[Stored items]

▼

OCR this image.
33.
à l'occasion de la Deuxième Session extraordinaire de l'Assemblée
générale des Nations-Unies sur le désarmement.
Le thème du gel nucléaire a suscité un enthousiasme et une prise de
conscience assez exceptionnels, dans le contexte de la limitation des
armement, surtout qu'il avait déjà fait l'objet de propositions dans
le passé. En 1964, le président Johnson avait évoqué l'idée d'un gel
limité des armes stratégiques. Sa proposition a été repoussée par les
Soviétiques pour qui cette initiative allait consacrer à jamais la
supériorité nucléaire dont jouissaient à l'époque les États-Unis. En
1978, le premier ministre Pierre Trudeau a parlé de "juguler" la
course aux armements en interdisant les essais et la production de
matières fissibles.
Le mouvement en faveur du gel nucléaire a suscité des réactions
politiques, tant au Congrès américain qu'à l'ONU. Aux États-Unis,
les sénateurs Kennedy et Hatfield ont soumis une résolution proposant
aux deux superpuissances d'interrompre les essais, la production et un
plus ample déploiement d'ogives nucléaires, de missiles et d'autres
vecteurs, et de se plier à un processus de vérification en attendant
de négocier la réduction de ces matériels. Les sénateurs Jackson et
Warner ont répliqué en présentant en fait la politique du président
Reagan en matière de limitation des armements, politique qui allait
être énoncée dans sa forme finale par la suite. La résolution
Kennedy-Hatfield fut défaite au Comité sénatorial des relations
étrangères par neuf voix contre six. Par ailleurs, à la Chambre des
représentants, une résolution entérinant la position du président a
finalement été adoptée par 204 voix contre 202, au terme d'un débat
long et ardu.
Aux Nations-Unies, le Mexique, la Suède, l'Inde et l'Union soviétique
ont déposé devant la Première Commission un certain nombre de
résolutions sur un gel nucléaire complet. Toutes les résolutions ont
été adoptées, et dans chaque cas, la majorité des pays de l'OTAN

▲
▼

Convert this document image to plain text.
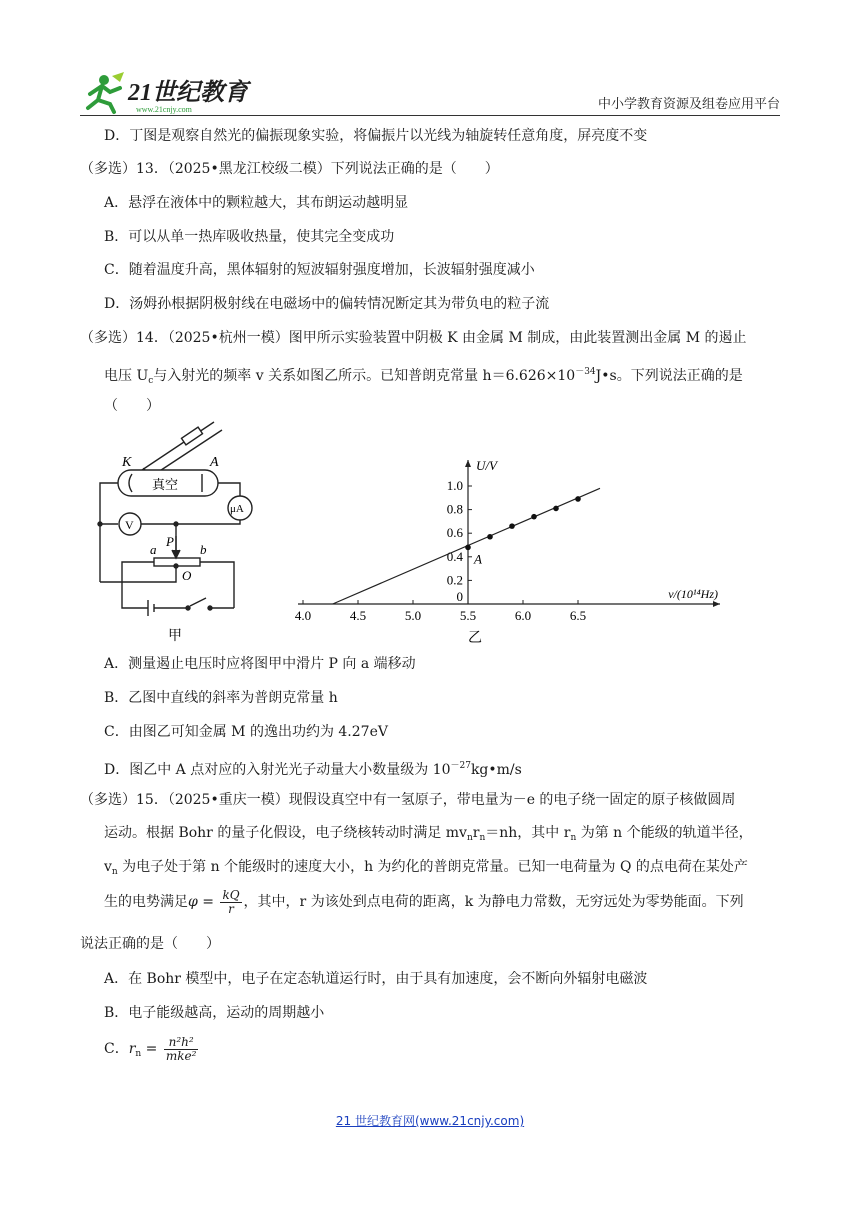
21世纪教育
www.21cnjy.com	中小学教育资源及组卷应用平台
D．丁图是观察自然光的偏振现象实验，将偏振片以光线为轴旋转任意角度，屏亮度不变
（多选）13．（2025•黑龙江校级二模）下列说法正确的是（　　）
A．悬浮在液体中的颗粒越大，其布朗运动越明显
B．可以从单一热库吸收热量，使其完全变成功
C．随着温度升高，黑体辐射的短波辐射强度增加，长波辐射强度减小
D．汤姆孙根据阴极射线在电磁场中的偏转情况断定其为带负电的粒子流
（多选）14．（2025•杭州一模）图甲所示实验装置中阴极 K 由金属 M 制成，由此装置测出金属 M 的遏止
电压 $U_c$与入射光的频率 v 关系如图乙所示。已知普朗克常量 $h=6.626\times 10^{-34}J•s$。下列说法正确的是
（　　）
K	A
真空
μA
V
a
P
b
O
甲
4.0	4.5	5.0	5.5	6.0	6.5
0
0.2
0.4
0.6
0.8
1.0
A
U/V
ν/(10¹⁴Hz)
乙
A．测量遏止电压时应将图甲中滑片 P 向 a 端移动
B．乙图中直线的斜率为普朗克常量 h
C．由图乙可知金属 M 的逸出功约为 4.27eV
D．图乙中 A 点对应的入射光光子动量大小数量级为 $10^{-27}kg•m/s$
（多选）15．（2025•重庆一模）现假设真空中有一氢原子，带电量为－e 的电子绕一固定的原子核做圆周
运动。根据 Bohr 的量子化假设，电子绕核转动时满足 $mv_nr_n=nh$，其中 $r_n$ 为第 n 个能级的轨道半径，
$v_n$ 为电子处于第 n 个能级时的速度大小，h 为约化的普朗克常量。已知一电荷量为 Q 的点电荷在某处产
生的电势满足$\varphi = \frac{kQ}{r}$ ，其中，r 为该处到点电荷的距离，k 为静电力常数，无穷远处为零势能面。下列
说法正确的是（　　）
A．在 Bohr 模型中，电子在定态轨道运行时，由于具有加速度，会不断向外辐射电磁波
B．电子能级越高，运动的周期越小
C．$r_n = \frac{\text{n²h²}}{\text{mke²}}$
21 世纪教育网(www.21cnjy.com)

▲

◆ **Written exercise**
Copy every line of the listing that contains the word "Hatfield".

◆ **Answer to the exercise**
les sénateurs Kennedy et Hatfield ont soumis une résolution proposant
Kennedy-Hatfield fut défaite au Comité sénatorial des relations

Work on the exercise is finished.